▶ **What is expected**
Set down the data below without change, skipping the pictures it holds.

_ _ _ _

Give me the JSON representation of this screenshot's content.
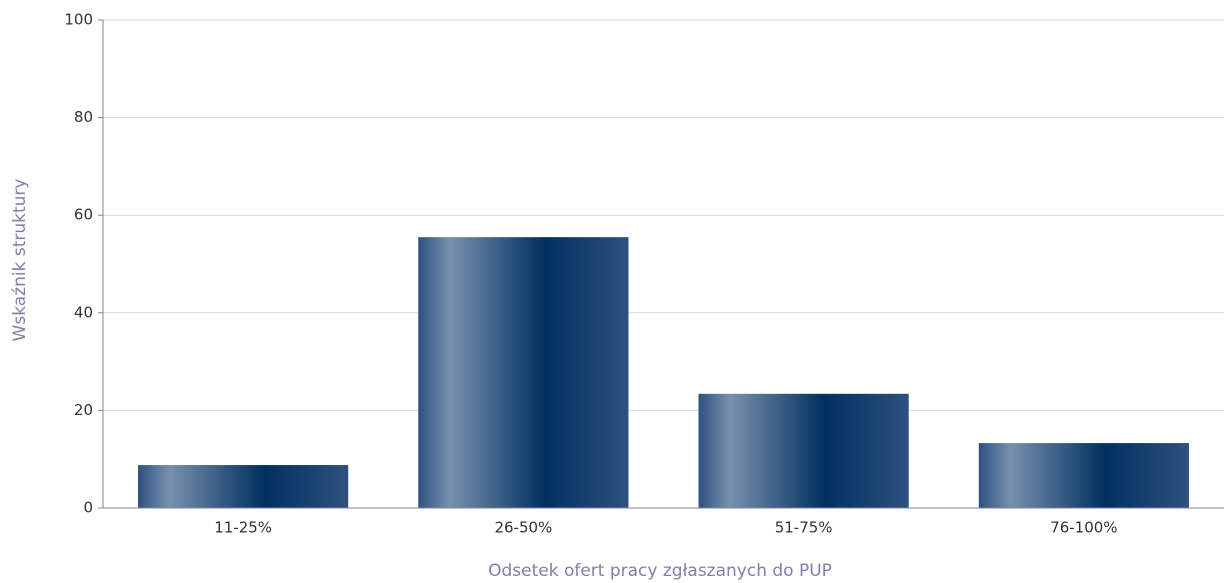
{
  "chart_data": {
    "type": "bar",
    "x_label": "Odsetek ofert pracy zgłaszanych do PUP",
    "y_label": "Wskaźnik struktury",
    "categories": [
      "11-25%",
      "26-50%",
      "51-75%",
      "76-100%"
    ],
    "values": [
      8.8,
      55.5,
      23.4,
      13.3
    ],
    "color": "#00305f",
    "ylim": [
      0,
      100
    ],
    "yticks": [
      0,
      20,
      40,
      60,
      80,
      100
    ],
    "grid": true
  }
}
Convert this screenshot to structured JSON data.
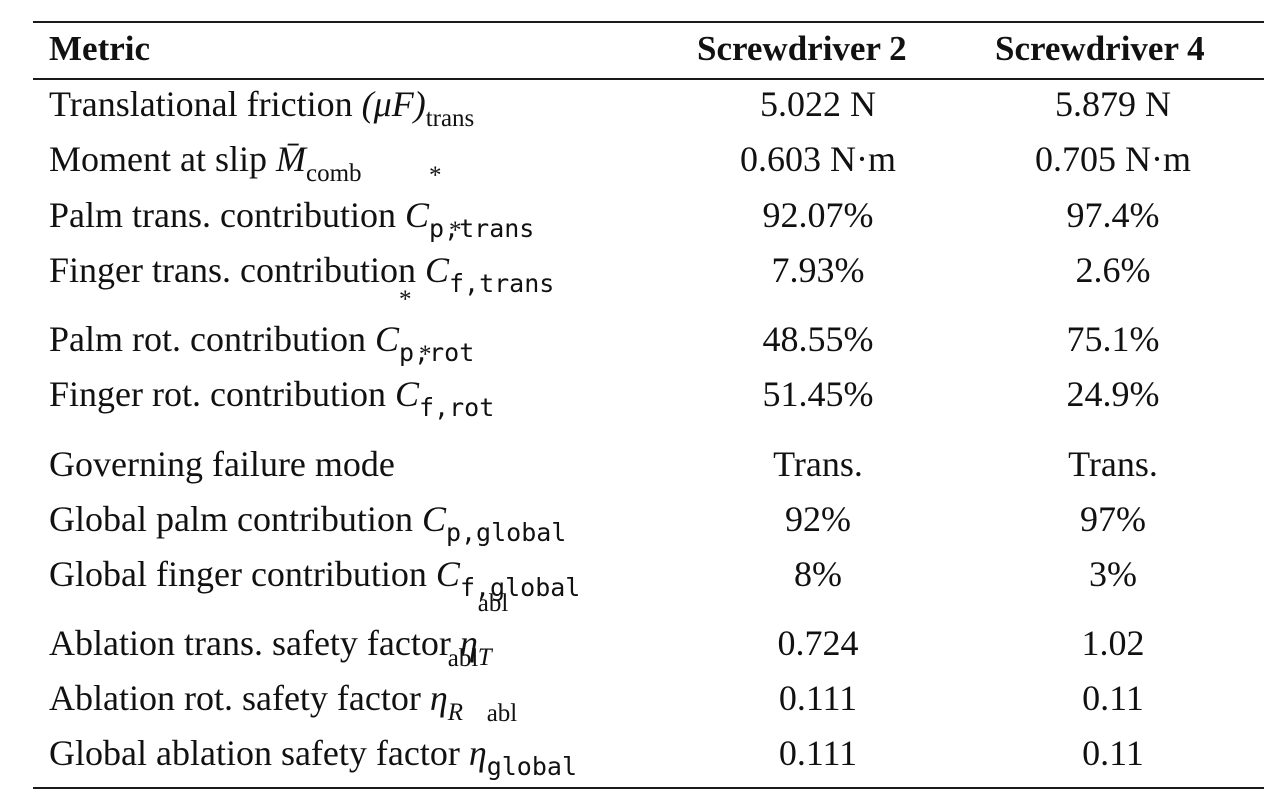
{
  "table": {
    "headers": [
      "Metric",
      "Screwdriver 2",
      "Screwdriver 4"
    ],
    "rows": [
      {
        "label": "Translational friction",
        "sym": "(μF)",
        "sub": "trans",
        "sup": "",
        "v1": "5.022 N",
        "v2": "5.879 N"
      },
      {
        "label": "Moment at slip",
        "sym": "M̄",
        "sub": "comb",
        "sup": "",
        "v1": "0.603 N·m",
        "v2": "0.705 N·m"
      },
      {
        "label": "Palm trans. contribution",
        "sym": "C",
        "sub": "p,trans",
        "sup": "*",
        "v1": "92.07%",
        "v2": "97.4%"
      },
      {
        "label": "Finger trans. contribution",
        "sym": "C",
        "sub": "f,trans",
        "sup": "*",
        "v1": "7.93%",
        "v2": "2.6%"
      },
      {
        "label": "Palm rot. contribution",
        "sym": "C",
        "sub": "p,rot",
        "sup": "*",
        "v1": "48.55%",
        "v2": "75.1%"
      },
      {
        "label": "Finger rot. contribution",
        "sym": "C",
        "sub": "f,rot",
        "sup": "*",
        "v1": "51.45%",
        "v2": "24.9%"
      },
      {
        "label": "Governing failure mode",
        "sym": "",
        "sub": "",
        "sup": "",
        "v1": "Trans.",
        "v2": "Trans."
      },
      {
        "label": "Global palm contribution",
        "sym": "C",
        "sub": "p,global",
        "sup": "",
        "v1": "92%",
        "v2": "97%"
      },
      {
        "label": "Global finger contribution",
        "sym": "C",
        "sub": "f,global",
        "sup": "",
        "v1": "8%",
        "v2": "3%"
      },
      {
        "label": "Ablation trans. safety factor",
        "sym": "η",
        "sub": "T",
        "sup": "abl",
        "v1": "0.724",
        "v2": "1.02"
      },
      {
        "label": "Ablation rot. safety factor",
        "sym": "η",
        "sub": "R",
        "sup": "abl",
        "v1": "0.111",
        "v2": "0.11"
      },
      {
        "label": "Global ablation safety factor",
        "sym": "η",
        "sub": "global",
        "sup": "abl",
        "v1": "0.111",
        "v2": "0.11"
      }
    ]
  }
}
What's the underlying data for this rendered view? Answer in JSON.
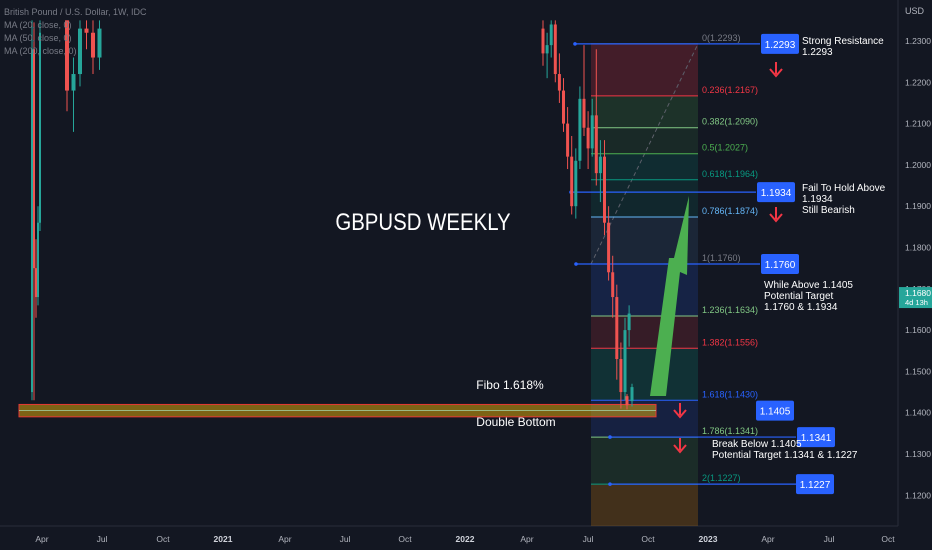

_ _ _ _

▶ **Answer for the task**
Give me the JSON representation of this screenshot's content.
{
  "chart_data": {
    "type": "bar",
    "x_label": "Odsetek ofert pracy zgłaszanych do PUP",
    "y_label": "Wskaźnik struktury",
    "categories": [
      "11-25%",
      "26-50%",
      "51-75%",
      "76-100%"
    ],
    "values": [
      8.8,
      55.5,
      23.4,
      13.3
    ],
    "color": "#00305f",
    "ylim": [
      0,
      100
    ],
    "yticks": [
      0,
      20,
      40,
      60,
      80,
      100
    ],
    "grid": true
  }
}
Convert this screenshot to structured JSON data.
{
  "table": {
    "headers": [
      "Metric",
      "Screwdriver 2",
      "Screwdriver 4"
    ],
    "rows": [
      {
        "label": "Translational friction",
        "sym": "(μF)",
        "sub": "trans",
        "sup": "",
        "v1": "5.022 N",
        "v2": "5.879 N"
      },
      {
        "label": "Moment at slip",
        "sym": "M̄",
        "sub": "comb",
        "sup": "",
        "v1": "0.603 N·m",
        "v2": "0.705 N·m"
      },
      {
        "label": "Palm trans. contribution",
        "sym": "C",
        "sub": "p,trans",
        "sup": "*",
        "v1": "92.07%",
        "v2": "97.4%"
      },
      {
        "label": "Finger trans. contribution",
        "sym": "C",
        "sub": "f,trans",
        "sup": "*",
        "v1": "7.93%",
        "v2": "2.6%"
      },
      {
        "label": "Palm rot. contribution",
        "sym": "C",
        "sub": "p,rot",
        "sup": "*",
        "v1": "48.55%",
        "v2": "75.1%"
      },
      {
        "label": "Finger rot. contribution",
        "sym": "C",
        "sub": "f,rot",
        "sup": "*",
        "v1": "51.45%",
        "v2": "24.9%"
      },
      {
        "label": "Governing failure mode",
        "sym": "",
        "sub": "",
        "sup": "",
        "v1": "Trans.",
        "v2": "Trans."
      },
      {
        "label": "Global palm contribution",
        "sym": "C",
        "sub": "p,global",
        "sup": "",
        "v1": "92%",
        "v2": "97%"
      },
      {
        "label": "Global finger contribution",
        "sym": "C",
        "sub": "f,global",
        "sup": "",
        "v1": "8%",
        "v2": "3%"
      },
      {
        "label": "Ablation trans. safety factor",
        "sym": "η",
        "sub": "T",
        "sup": "abl",
        "v1": "0.724",
        "v2": "1.02"
      },
      {
        "label": "Ablation rot. safety factor",
        "sym": "η",
        "sub": "R",
        "sup": "abl",
        "v1": "0.111",
        "v2": "0.11"
      },
      {
        "label": "Global ablation safety factor",
        "sym": "η",
        "sub": "global",
        "sup": "abl",
        "v1": "0.111",
        "v2": "0.11"
      }
    ]
  }
}
What's the underlying data for this rendered view? Answer in JSON.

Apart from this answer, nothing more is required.